* _Items_
========================================================================

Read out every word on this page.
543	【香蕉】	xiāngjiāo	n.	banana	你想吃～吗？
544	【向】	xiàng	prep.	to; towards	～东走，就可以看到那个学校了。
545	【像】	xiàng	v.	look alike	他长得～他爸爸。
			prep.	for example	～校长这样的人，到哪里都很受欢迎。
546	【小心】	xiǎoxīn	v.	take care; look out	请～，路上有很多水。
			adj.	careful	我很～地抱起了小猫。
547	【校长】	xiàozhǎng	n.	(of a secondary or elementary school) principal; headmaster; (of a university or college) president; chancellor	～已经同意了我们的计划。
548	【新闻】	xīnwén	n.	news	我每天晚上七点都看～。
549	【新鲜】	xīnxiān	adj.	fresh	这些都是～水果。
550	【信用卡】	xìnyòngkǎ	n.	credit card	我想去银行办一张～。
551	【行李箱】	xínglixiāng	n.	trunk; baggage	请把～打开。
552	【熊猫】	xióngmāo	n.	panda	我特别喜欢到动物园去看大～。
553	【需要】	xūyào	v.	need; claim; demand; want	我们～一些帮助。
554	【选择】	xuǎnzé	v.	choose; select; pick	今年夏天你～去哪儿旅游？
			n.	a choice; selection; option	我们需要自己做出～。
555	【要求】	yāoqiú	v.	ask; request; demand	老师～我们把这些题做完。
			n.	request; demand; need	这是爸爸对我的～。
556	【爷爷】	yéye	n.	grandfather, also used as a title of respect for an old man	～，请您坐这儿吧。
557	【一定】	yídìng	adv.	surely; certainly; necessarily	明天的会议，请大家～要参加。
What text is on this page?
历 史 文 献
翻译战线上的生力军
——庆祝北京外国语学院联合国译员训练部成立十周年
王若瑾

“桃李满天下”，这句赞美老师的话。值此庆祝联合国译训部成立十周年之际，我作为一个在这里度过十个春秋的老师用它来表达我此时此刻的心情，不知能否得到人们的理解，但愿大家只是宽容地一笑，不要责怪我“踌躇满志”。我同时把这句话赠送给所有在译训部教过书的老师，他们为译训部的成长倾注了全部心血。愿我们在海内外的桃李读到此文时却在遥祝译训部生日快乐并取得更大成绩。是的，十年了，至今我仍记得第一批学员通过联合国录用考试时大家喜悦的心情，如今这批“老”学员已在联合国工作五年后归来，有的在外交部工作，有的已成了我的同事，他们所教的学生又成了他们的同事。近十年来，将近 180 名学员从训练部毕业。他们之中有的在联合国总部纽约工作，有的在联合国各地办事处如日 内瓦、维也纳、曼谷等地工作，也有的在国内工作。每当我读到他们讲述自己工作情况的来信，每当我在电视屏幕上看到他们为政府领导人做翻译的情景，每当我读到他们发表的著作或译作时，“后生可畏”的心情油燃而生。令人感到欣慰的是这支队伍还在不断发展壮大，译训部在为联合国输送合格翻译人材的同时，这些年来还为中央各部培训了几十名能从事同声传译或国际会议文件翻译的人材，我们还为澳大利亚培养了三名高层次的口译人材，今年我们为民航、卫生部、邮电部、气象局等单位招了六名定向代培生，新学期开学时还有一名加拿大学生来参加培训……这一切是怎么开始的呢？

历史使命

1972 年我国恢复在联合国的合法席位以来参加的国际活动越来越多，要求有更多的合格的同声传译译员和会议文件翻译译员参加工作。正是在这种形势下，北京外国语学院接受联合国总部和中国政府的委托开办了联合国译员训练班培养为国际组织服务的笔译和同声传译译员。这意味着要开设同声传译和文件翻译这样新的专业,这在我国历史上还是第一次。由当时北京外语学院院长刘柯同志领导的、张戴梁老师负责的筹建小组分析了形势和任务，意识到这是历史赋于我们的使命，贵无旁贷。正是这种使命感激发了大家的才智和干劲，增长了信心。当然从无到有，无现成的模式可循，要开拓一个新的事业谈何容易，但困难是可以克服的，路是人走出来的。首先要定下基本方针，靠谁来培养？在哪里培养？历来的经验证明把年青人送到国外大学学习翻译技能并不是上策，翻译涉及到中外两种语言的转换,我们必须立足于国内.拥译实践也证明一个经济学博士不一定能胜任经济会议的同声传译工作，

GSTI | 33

========================================================================

* _Directions_
State, as a bare number, how many lines of the listing hold the word "need".

* _Output of the exercise_
2